[INPUT FOR THIS TASK]
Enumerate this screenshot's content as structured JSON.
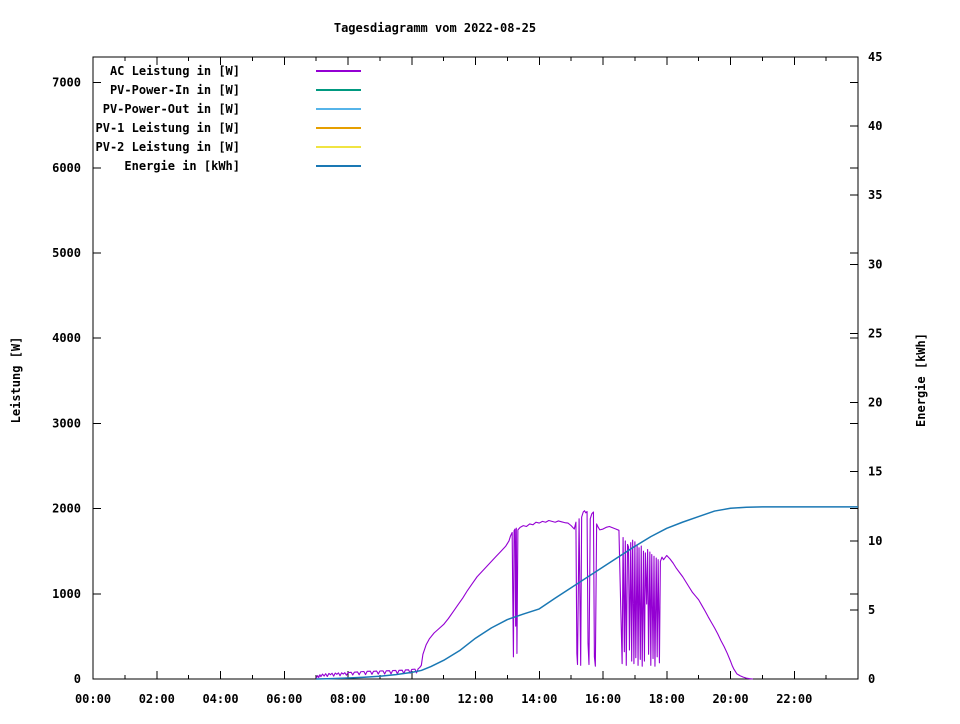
{
  "title": "Tagesdiagramm vom 2022-08-25",
  "axes": {
    "x": {
      "major_hours": [
        0,
        2,
        4,
        6,
        8,
        10,
        12,
        14,
        16,
        18,
        20,
        22
      ],
      "major_labels": [
        "00:00",
        "02:00",
        "04:00",
        "06:00",
        "08:00",
        "10:00",
        "12:00",
        "14:00",
        "16:00",
        "18:00",
        "20:00",
        "22:00"
      ],
      "minor_hours": [
        1,
        3,
        5,
        7,
        9,
        11,
        13,
        15,
        17,
        19,
        21,
        23
      ],
      "range_hours": [
        0,
        24
      ]
    },
    "y_left": {
      "label": "Leistung [W]",
      "ticks": [
        0,
        1000,
        2000,
        3000,
        4000,
        5000,
        6000,
        7000
      ],
      "range": [
        0,
        7300
      ]
    },
    "y_right": {
      "label": "Energie [kWh]",
      "ticks": [
        0,
        5,
        10,
        15,
        20,
        25,
        30,
        35,
        40,
        45
      ],
      "range": [
        0,
        45
      ]
    }
  },
  "legend": [
    {
      "label": "AC Leistung in [W]",
      "color": "#9400D3"
    },
    {
      "label": "PV-Power-In in [W]",
      "color": "#009980"
    },
    {
      "label": "PV-Power-Out in [W]",
      "color": "#56B4E9"
    },
    {
      "label": "PV-1 Leistung in [W]",
      "color": "#E69F00"
    },
    {
      "label": "PV-2 Leistung in [W]",
      "color": "#F0E442"
    },
    {
      "label": "Energie in [kWh]",
      "color": "#1A78B4"
    }
  ],
  "chart_data": {
    "type": "line",
    "title": "Tagesdiagramm vom 2022-08-25",
    "x_unit": "hours (HH:MM)",
    "x_range": [
      0,
      24
    ],
    "y_left_label": "Leistung [W]",
    "y_left_range": [
      0,
      7300
    ],
    "y_right_label": "Energie [kWh]",
    "y_right_range": [
      0,
      45
    ],
    "grid": false,
    "legend_position": "top-left-inside",
    "series": [
      {
        "name": "AC Leistung in [W]",
        "axis": "left",
        "unit": "W",
        "color": "#9400D3",
        "points": [
          [
            7.0,
            8
          ],
          [
            7.05,
            40
          ],
          [
            7.08,
            18
          ],
          [
            7.12,
            50
          ],
          [
            7.15,
            28
          ],
          [
            7.2,
            58
          ],
          [
            7.25,
            35
          ],
          [
            7.3,
            62
          ],
          [
            7.35,
            30
          ],
          [
            7.4,
            65
          ],
          [
            7.45,
            50
          ],
          [
            7.5,
            68
          ],
          [
            7.55,
            34
          ],
          [
            7.6,
            70
          ],
          [
            7.65,
            55
          ],
          [
            7.7,
            72
          ],
          [
            7.75,
            38
          ],
          [
            7.8,
            73
          ],
          [
            7.85,
            58
          ],
          [
            7.9,
            74
          ],
          [
            7.95,
            45
          ],
          [
            8.0,
            75
          ],
          [
            8.1,
            78
          ],
          [
            8.15,
            48
          ],
          [
            8.2,
            80
          ],
          [
            8.3,
            83
          ],
          [
            8.35,
            50
          ],
          [
            8.4,
            85
          ],
          [
            8.5,
            88
          ],
          [
            8.55,
            52
          ],
          [
            8.6,
            90
          ],
          [
            8.7,
            92
          ],
          [
            8.75,
            55
          ],
          [
            8.8,
            90
          ],
          [
            8.9,
            93
          ],
          [
            8.95,
            58
          ],
          [
            9.0,
            94
          ],
          [
            9.1,
            95
          ],
          [
            9.15,
            58
          ],
          [
            9.2,
            96
          ],
          [
            9.3,
            98
          ],
          [
            9.35,
            60
          ],
          [
            9.4,
            99
          ],
          [
            9.5,
            100
          ],
          [
            9.55,
            62
          ],
          [
            9.6,
            102
          ],
          [
            9.7,
            104
          ],
          [
            9.75,
            64
          ],
          [
            9.8,
            106
          ],
          [
            9.9,
            108
          ],
          [
            9.95,
            68
          ],
          [
            10.0,
            112
          ],
          [
            10.1,
            116
          ],
          [
            10.15,
            72
          ],
          [
            10.2,
            120
          ],
          [
            10.25,
            135
          ],
          [
            10.3,
            160
          ],
          [
            10.35,
            290
          ],
          [
            10.45,
            400
          ],
          [
            10.55,
            470
          ],
          [
            10.7,
            540
          ],
          [
            10.85,
            590
          ],
          [
            11.0,
            640
          ],
          [
            11.15,
            710
          ],
          [
            11.3,
            790
          ],
          [
            11.45,
            870
          ],
          [
            11.6,
            950
          ],
          [
            11.75,
            1040
          ],
          [
            11.9,
            1120
          ],
          [
            12.05,
            1200
          ],
          [
            12.2,
            1260
          ],
          [
            12.35,
            1320
          ],
          [
            12.5,
            1380
          ],
          [
            12.65,
            1440
          ],
          [
            12.8,
            1500
          ],
          [
            12.95,
            1560
          ],
          [
            13.05,
            1620
          ],
          [
            13.1,
            1680
          ],
          [
            13.15,
            1720
          ],
          [
            13.17,
            950
          ],
          [
            13.19,
            260
          ],
          [
            13.21,
            1740
          ],
          [
            13.24,
            1760
          ],
          [
            13.26,
            620
          ],
          [
            13.28,
            1770
          ],
          [
            13.3,
            300
          ],
          [
            13.33,
            1750
          ],
          [
            13.4,
            1780
          ],
          [
            13.5,
            1800
          ],
          [
            13.6,
            1790
          ],
          [
            13.7,
            1820
          ],
          [
            13.8,
            1810
          ],
          [
            13.9,
            1840
          ],
          [
            14.0,
            1830
          ],
          [
            14.1,
            1850
          ],
          [
            14.2,
            1840
          ],
          [
            14.3,
            1860
          ],
          [
            14.4,
            1850
          ],
          [
            14.5,
            1840
          ],
          [
            14.6,
            1855
          ],
          [
            14.7,
            1845
          ],
          [
            14.8,
            1835
          ],
          [
            14.9,
            1830
          ],
          [
            15.0,
            1800
          ],
          [
            15.05,
            1780
          ],
          [
            15.1,
            1760
          ],
          [
            15.15,
            1840
          ],
          [
            15.18,
            300
          ],
          [
            15.2,
            170
          ],
          [
            15.25,
            1880
          ],
          [
            15.3,
            160
          ],
          [
            15.33,
            1900
          ],
          [
            15.38,
            1960
          ],
          [
            15.42,
            1975
          ],
          [
            15.46,
            1950
          ],
          [
            15.5,
            1965
          ],
          [
            15.53,
            420
          ],
          [
            15.56,
            170
          ],
          [
            15.6,
            1880
          ],
          [
            15.65,
            1940
          ],
          [
            15.7,
            1960
          ],
          [
            15.73,
            260
          ],
          [
            15.76,
            150
          ],
          [
            15.8,
            1820
          ],
          [
            15.85,
            1780
          ],
          [
            15.9,
            1750
          ],
          [
            16.0,
            1760
          ],
          [
            16.1,
            1780
          ],
          [
            16.2,
            1790
          ],
          [
            16.3,
            1775
          ],
          [
            16.4,
            1760
          ],
          [
            16.5,
            1745
          ],
          [
            16.55,
            950
          ],
          [
            16.6,
            180
          ],
          [
            16.63,
            1660
          ],
          [
            16.67,
            320
          ],
          [
            16.7,
            1620
          ],
          [
            16.73,
            160
          ],
          [
            16.77,
            1580
          ],
          [
            16.8,
            1550
          ],
          [
            16.83,
            340
          ],
          [
            16.87,
            1600
          ],
          [
            16.9,
            210
          ],
          [
            16.93,
            1630
          ],
          [
            16.97,
            180
          ],
          [
            17.0,
            1610
          ],
          [
            17.03,
            250
          ],
          [
            17.07,
            1570
          ],
          [
            17.1,
            160
          ],
          [
            17.13,
            1540
          ],
          [
            17.17,
            230
          ],
          [
            17.2,
            1560
          ],
          [
            17.23,
            150
          ],
          [
            17.27,
            1500
          ],
          [
            17.3,
            210
          ],
          [
            17.33,
            1480
          ],
          [
            17.37,
            880
          ],
          [
            17.4,
            1520
          ],
          [
            17.43,
            290
          ],
          [
            17.47,
            1490
          ],
          [
            17.5,
            160
          ],
          [
            17.53,
            1460
          ],
          [
            17.57,
            240
          ],
          [
            17.6,
            1440
          ],
          [
            17.63,
            150
          ],
          [
            17.67,
            1420
          ],
          [
            17.7,
            260
          ],
          [
            17.73,
            1400
          ],
          [
            17.77,
            190
          ],
          [
            17.8,
            1380
          ],
          [
            17.85,
            1430
          ],
          [
            17.9,
            1400
          ],
          [
            18.0,
            1450
          ],
          [
            18.1,
            1410
          ],
          [
            18.2,
            1360
          ],
          [
            18.3,
            1300
          ],
          [
            18.4,
            1250
          ],
          [
            18.5,
            1200
          ],
          [
            18.6,
            1140
          ],
          [
            18.7,
            1080
          ],
          [
            18.8,
            1020
          ],
          [
            18.9,
            975
          ],
          [
            19.0,
            930
          ],
          [
            19.1,
            865
          ],
          [
            19.2,
            800
          ],
          [
            19.3,
            730
          ],
          [
            19.4,
            665
          ],
          [
            19.5,
            600
          ],
          [
            19.6,
            530
          ],
          [
            19.7,
            450
          ],
          [
            19.8,
            380
          ],
          [
            19.9,
            300
          ],
          [
            20.0,
            210
          ],
          [
            20.05,
            160
          ],
          [
            20.1,
            120
          ],
          [
            20.15,
            90
          ],
          [
            20.2,
            60
          ],
          [
            20.3,
            38
          ],
          [
            20.4,
            22
          ],
          [
            20.5,
            10
          ],
          [
            20.6,
            4
          ],
          [
            20.7,
            0
          ]
        ]
      },
      {
        "name": "Energie in [kWh]",
        "axis": "right",
        "unit": "kWh",
        "color": "#1A78B4",
        "points": [
          [
            7.0,
            0
          ],
          [
            7.5,
            0.03
          ],
          [
            8.0,
            0.07
          ],
          [
            8.5,
            0.13
          ],
          [
            9.0,
            0.2
          ],
          [
            9.5,
            0.32
          ],
          [
            10.0,
            0.48
          ],
          [
            10.3,
            0.62
          ],
          [
            10.6,
            0.9
          ],
          [
            11.0,
            1.35
          ],
          [
            11.5,
            2.05
          ],
          [
            12.0,
            2.95
          ],
          [
            12.5,
            3.7
          ],
          [
            13.0,
            4.3
          ],
          [
            13.5,
            4.7
          ],
          [
            14.0,
            5.07
          ],
          [
            14.5,
            5.85
          ],
          [
            15.0,
            6.6
          ],
          [
            15.5,
            7.35
          ],
          [
            16.0,
            8.1
          ],
          [
            16.5,
            8.85
          ],
          [
            17.0,
            9.6
          ],
          [
            17.5,
            10.3
          ],
          [
            18.0,
            10.9
          ],
          [
            18.5,
            11.35
          ],
          [
            19.0,
            11.75
          ],
          [
            19.5,
            12.15
          ],
          [
            20.0,
            12.35
          ],
          [
            20.5,
            12.43
          ],
          [
            21.0,
            12.45
          ],
          [
            22.0,
            12.45
          ],
          [
            23.0,
            12.45
          ],
          [
            24.0,
            12.45
          ]
        ]
      }
    ],
    "legend_only_series": [
      {
        "name": "PV-Power-In in [W]",
        "color": "#009980",
        "note": "listed in legend; no separate visible trace"
      },
      {
        "name": "PV-Power-Out in [W]",
        "color": "#56B4E9",
        "note": "listed in legend; no separate visible trace"
      },
      {
        "name": "PV-1 Leistung in [W]",
        "color": "#E69F00",
        "note": "listed in legend; no separate visible trace"
      },
      {
        "name": "PV-2 Leistung in [W]",
        "color": "#F0E442",
        "note": "listed in legend; no separate visible trace"
      }
    ]
  }
}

[GIVEN PROBLEM] Pull out all lines from the listing that contain the string "Energie".

[COMPLETED TASK]
      "label": "Energie [kWh]",
      "label": "Energie in [kWh]",
    "y_right_label": "Energie [kWh]",
        "name": "Energie in [kWh]",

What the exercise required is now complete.